### Task material
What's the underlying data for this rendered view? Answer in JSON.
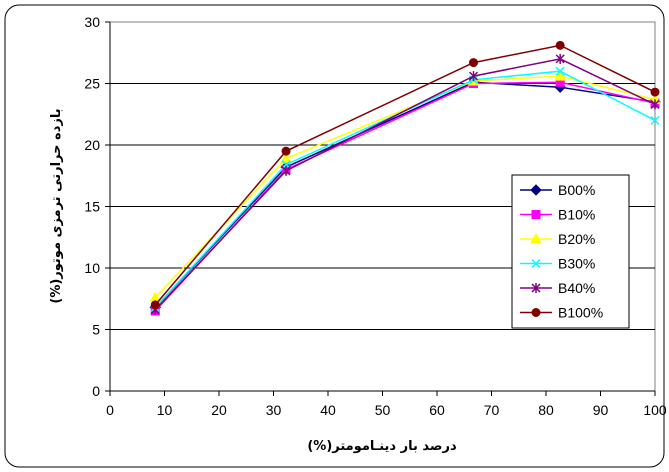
{
  "chart_data": {
    "type": "line",
    "xlabel": "درصد بار دینـامومتر(%)",
    "ylabel": "بازده حرارتی ترمزی موتور(%)",
    "xlim": [
      0,
      100
    ],
    "ylim": [
      0,
      30
    ],
    "xticks": [
      0,
      10,
      20,
      30,
      40,
      50,
      60,
      70,
      80,
      90,
      100
    ],
    "yticks": [
      0,
      5,
      10,
      15,
      20,
      25,
      30
    ],
    "grid": "horizontal",
    "legend_position": "right",
    "x": [
      8.3,
      32.3,
      66.7,
      82.6,
      100
    ],
    "series": [
      {
        "name": "B00%",
        "values": [
          6.8,
          18.2,
          25.1,
          24.7,
          23.5
        ],
        "color": "#000080",
        "marker": "diamond"
      },
      {
        "name": "B10%",
        "values": [
          6.5,
          18.0,
          25.0,
          25.1,
          23.4
        ],
        "color": "#ff00ff",
        "marker": "square"
      },
      {
        "name": "B20%",
        "values": [
          7.6,
          18.9,
          25.2,
          25.6,
          23.7
        ],
        "color": "#ffff00",
        "marker": "triangle"
      },
      {
        "name": "B30%",
        "values": [
          6.8,
          18.4,
          25.3,
          26.0,
          22.0
        ],
        "color": "#00ffff",
        "marker": "x"
      },
      {
        "name": "B40%",
        "values": [
          6.6,
          17.9,
          25.6,
          27.0,
          23.3
        ],
        "color": "#800080",
        "marker": "star"
      },
      {
        "name": "B100%",
        "values": [
          7.0,
          19.5,
          26.7,
          28.1,
          24.3
        ],
        "color": "#800000",
        "marker": "circle"
      }
    ]
  }
}
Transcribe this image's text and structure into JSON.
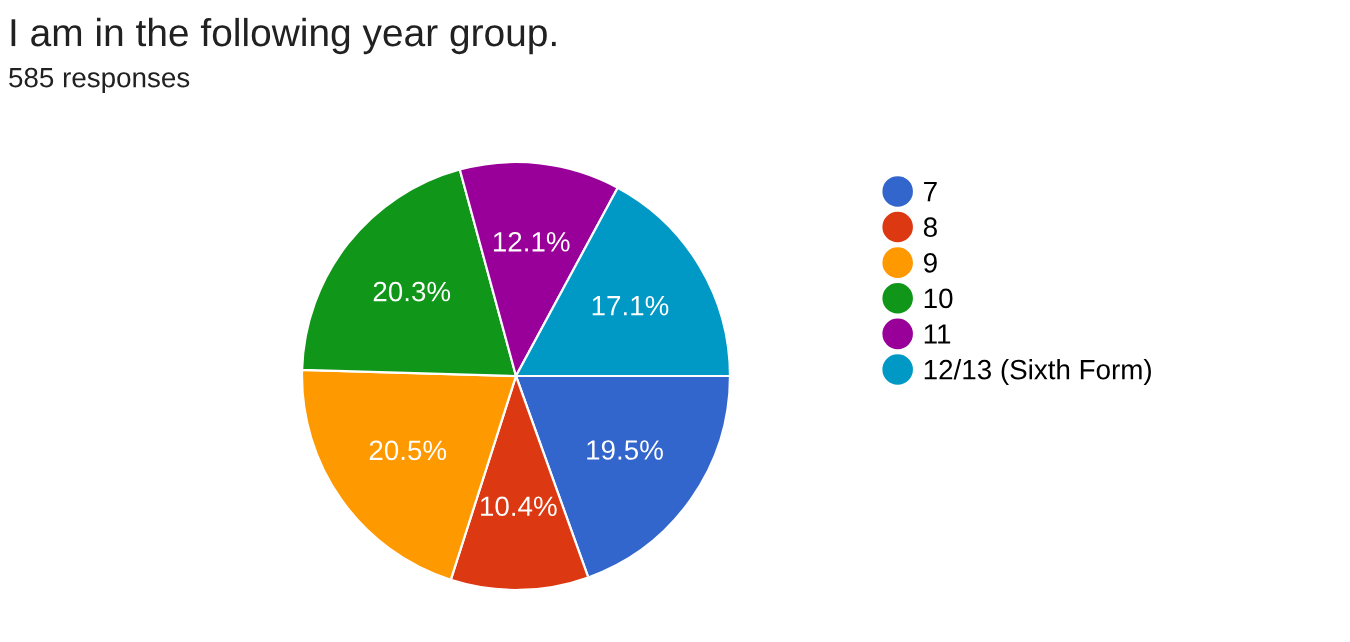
{
  "chart_data": {
    "type": "pie",
    "title": "I am in the following year group.",
    "subtitle": "585 responses",
    "categories": [
      "7",
      "8",
      "9",
      "10",
      "11",
      "12/13 (Sixth Form)"
    ],
    "values": [
      19.5,
      10.4,
      20.5,
      20.3,
      12.1,
      17.1
    ],
    "colors": [
      "#3366cc",
      "#dc3912",
      "#ff9900",
      "#109618",
      "#990099",
      "#0099c6"
    ],
    "value_labels": [
      "19.5%",
      "10.4%",
      "20.5%",
      "20.3%",
      "12.1%",
      "17.1%"
    ],
    "legend": "right"
  }
}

### Problem description
Without the pictures, restate all of the entries above verbatim.

### Exercise response
What's the underlying data for this rendered view? Answer in JSON.
{
  "chart_data": {
    "type": "line",
    "xlabel": "درصد بار دینـامومتر(%)",
    "ylabel": "بازده حرارتی ترمزی موتور(%)",
    "xlim": [
      0,
      100
    ],
    "ylim": [
      0,
      30
    ],
    "xticks": [
      0,
      10,
      20,
      30,
      40,
      50,
      60,
      70,
      80,
      90,
      100
    ],
    "yticks": [
      0,
      5,
      10,
      15,
      20,
      25,
      30
    ],
    "grid": "horizontal",
    "legend_position": "right",
    "x": [
      8.3,
      32.3,
      66.7,
      82.6,
      100
    ],
    "series": [
      {
        "name": "B00%",
        "values": [
          6.8,
          18.2,
          25.1,
          24.7,
          23.5
        ],
        "color": "#000080",
        "marker": "diamond"
      },
      {
        "name": "B10%",
        "values": [
          6.5,
          18.0,
          25.0,
          25.1,
          23.4
        ],
        "color": "#ff00ff",
        "marker": "square"
      },
      {
        "name": "B20%",
        "values": [
          7.6,
          18.9,
          25.2,
          25.6,
          23.7
        ],
        "color": "#ffff00",
        "marker": "triangle"
      },
      {
        "name": "B30%",
        "values": [
          6.8,
          18.4,
          25.3,
          26.0,
          22.0
        ],
        "color": "#00ffff",
        "marker": "x"
      },
      {
        "name": "B40%",
        "values": [
          6.6,
          17.9,
          25.6,
          27.0,
          23.3
        ],
        "color": "#800080",
        "marker": "star"
      },
      {
        "name": "B100%",
        "values": [
          7.0,
          19.5,
          26.7,
          28.1,
          24.3
        ],
        "color": "#800000",
        "marker": "circle"
      }
    ]
  }
}
Transcribe this image's text and structure into JSON.
{
  "chart_data": {
    "type": "pie",
    "title": "I am in the following year group.",
    "subtitle": "585 responses",
    "categories": [
      "7",
      "8",
      "9",
      "10",
      "11",
      "12/13 (Sixth Form)"
    ],
    "values": [
      19.5,
      10.4,
      20.5,
      20.3,
      12.1,
      17.1
    ],
    "colors": [
      "#3366cc",
      "#dc3912",
      "#ff9900",
      "#109618",
      "#990099",
      "#0099c6"
    ],
    "value_labels": [
      "19.5%",
      "10.4%",
      "20.5%",
      "20.3%",
      "12.1%",
      "17.1%"
    ],
    "legend": "right"
  }
}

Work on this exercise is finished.